--- Rows ---

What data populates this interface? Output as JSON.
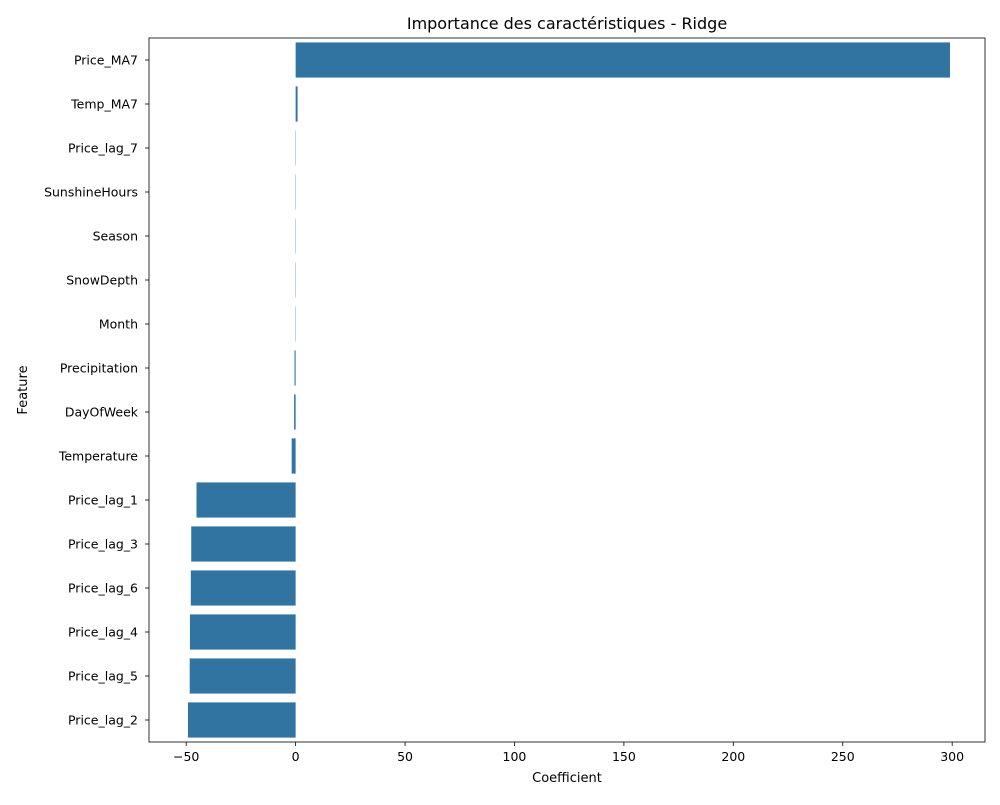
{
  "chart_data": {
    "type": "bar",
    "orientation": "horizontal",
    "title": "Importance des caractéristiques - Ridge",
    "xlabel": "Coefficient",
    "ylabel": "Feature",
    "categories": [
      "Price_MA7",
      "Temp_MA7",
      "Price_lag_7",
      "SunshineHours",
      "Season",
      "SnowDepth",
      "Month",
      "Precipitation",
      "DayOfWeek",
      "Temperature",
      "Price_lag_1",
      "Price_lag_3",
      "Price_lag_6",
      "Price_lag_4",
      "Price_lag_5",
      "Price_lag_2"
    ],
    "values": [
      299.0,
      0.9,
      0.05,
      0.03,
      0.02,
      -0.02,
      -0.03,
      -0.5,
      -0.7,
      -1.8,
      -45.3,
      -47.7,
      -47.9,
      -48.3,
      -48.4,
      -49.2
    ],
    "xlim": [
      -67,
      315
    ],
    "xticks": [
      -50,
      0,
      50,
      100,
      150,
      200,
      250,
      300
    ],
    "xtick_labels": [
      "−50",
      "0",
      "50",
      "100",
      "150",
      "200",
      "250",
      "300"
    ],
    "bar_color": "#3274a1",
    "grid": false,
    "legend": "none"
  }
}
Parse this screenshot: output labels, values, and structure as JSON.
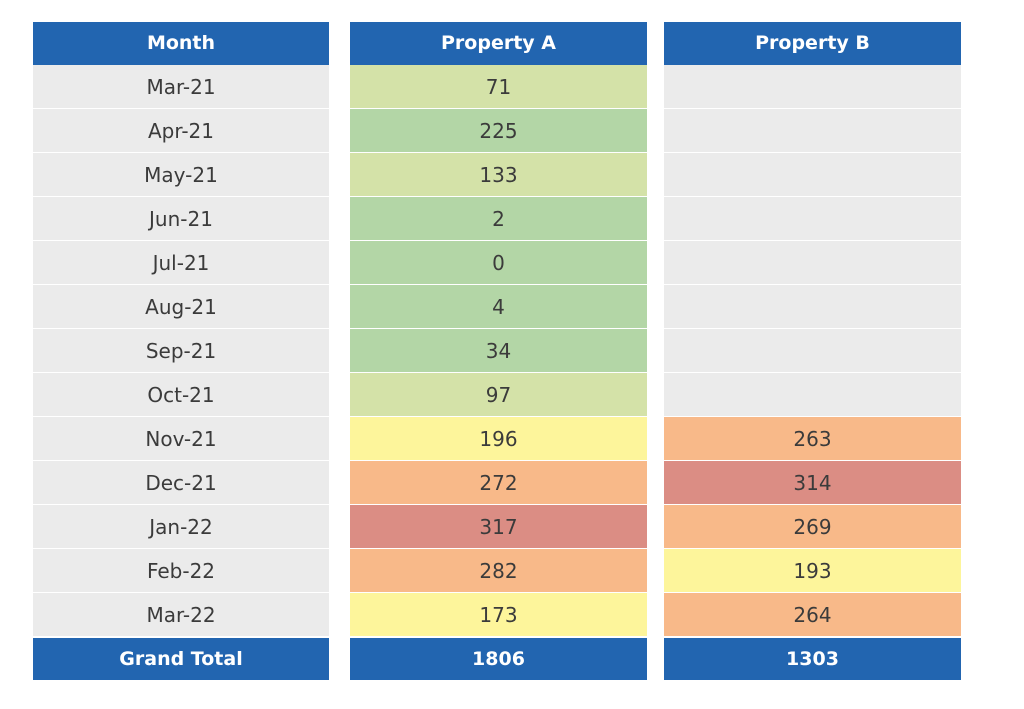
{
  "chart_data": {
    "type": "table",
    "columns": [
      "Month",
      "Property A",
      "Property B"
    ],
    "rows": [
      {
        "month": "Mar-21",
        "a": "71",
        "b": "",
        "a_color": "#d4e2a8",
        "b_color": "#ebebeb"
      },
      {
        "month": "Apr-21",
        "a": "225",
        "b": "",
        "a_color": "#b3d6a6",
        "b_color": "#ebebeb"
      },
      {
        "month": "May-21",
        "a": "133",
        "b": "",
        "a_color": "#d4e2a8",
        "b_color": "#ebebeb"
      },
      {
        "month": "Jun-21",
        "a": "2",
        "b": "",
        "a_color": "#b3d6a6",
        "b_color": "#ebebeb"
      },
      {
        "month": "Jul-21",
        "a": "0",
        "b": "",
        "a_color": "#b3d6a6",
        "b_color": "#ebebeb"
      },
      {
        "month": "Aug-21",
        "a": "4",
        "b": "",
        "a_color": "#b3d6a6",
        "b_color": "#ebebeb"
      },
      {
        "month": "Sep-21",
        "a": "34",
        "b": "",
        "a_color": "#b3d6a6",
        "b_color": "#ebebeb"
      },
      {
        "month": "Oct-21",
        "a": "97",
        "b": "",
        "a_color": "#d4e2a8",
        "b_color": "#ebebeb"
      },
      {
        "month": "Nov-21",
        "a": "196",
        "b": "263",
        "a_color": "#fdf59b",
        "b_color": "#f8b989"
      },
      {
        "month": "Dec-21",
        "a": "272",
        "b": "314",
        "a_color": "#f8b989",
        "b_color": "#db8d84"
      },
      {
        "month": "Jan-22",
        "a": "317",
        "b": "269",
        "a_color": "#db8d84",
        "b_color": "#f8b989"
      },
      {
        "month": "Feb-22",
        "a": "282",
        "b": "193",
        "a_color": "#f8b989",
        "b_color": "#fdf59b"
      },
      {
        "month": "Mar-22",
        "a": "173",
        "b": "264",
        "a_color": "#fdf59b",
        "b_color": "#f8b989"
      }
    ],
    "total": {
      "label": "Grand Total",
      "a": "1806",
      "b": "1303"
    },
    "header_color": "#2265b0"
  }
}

--- Do this ---
Without the images, write out each line of the data verbatim.

--- Final answer ---
What data populates this interface? Output as JSON.
{
  "chart_data": {
    "type": "bar",
    "orientation": "horizontal",
    "title": "Importance des caractéristiques - Ridge",
    "xlabel": "Coefficient",
    "ylabel": "Feature",
    "categories": [
      "Price_MA7",
      "Temp_MA7",
      "Price_lag_7",
      "SunshineHours",
      "Season",
      "SnowDepth",
      "Month",
      "Precipitation",
      "DayOfWeek",
      "Temperature",
      "Price_lag_1",
      "Price_lag_3",
      "Price_lag_6",
      "Price_lag_4",
      "Price_lag_5",
      "Price_lag_2"
    ],
    "values": [
      299.0,
      0.9,
      0.05,
      0.03,
      0.02,
      -0.02,
      -0.03,
      -0.5,
      -0.7,
      -1.8,
      -45.3,
      -47.7,
      -47.9,
      -48.3,
      -48.4,
      -49.2
    ],
    "xlim": [
      -67,
      315
    ],
    "xticks": [
      -50,
      0,
      50,
      100,
      150,
      200,
      250,
      300
    ],
    "xtick_labels": [
      "−50",
      "0",
      "50",
      "100",
      "150",
      "200",
      "250",
      "300"
    ],
    "bar_color": "#3274a1",
    "grid": false,
    "legend": "none"
  }
}
Parse this screenshot: output labels, values, and structure as JSON.
{
  "chart_data": {
    "type": "table",
    "columns": [
      "Month",
      "Property A",
      "Property B"
    ],
    "rows": [
      {
        "month": "Mar-21",
        "a": "71",
        "b": "",
        "a_color": "#d4e2a8",
        "b_color": "#ebebeb"
      },
      {
        "month": "Apr-21",
        "a": "225",
        "b": "",
        "a_color": "#b3d6a6",
        "b_color": "#ebebeb"
      },
      {
        "month": "May-21",
        "a": "133",
        "b": "",
        "a_color": "#d4e2a8",
        "b_color": "#ebebeb"
      },
      {
        "month": "Jun-21",
        "a": "2",
        "b": "",
        "a_color": "#b3d6a6",
        "b_color": "#ebebeb"
      },
      {
        "month": "Jul-21",
        "a": "0",
        "b": "",
        "a_color": "#b3d6a6",
        "b_color": "#ebebeb"
      },
      {
        "month": "Aug-21",
        "a": "4",
        "b": "",
        "a_color": "#b3d6a6",
        "b_color": "#ebebeb"
      },
      {
        "month": "Sep-21",
        "a": "34",
        "b": "",
        "a_color": "#b3d6a6",
        "b_color": "#ebebeb"
      },
      {
        "month": "Oct-21",
        "a": "97",
        "b": "",
        "a_color": "#d4e2a8",
        "b_color": "#ebebeb"
      },
      {
        "month": "Nov-21",
        "a": "196",
        "b": "263",
        "a_color": "#fdf59b",
        "b_color": "#f8b989"
      },
      {
        "month": "Dec-21",
        "a": "272",
        "b": "314",
        "a_color": "#f8b989",
        "b_color": "#db8d84"
      },
      {
        "month": "Jan-22",
        "a": "317",
        "b": "269",
        "a_color": "#db8d84",
        "b_color": "#f8b989"
      },
      {
        "month": "Feb-22",
        "a": "282",
        "b": "193",
        "a_color": "#f8b989",
        "b_color": "#fdf59b"
      },
      {
        "month": "Mar-22",
        "a": "173",
        "b": "264",
        "a_color": "#fdf59b",
        "b_color": "#f8b989"
      }
    ],
    "total": {
      "label": "Grand Total",
      "a": "1806",
      "b": "1303"
    },
    "header_color": "#2265b0"
  }
}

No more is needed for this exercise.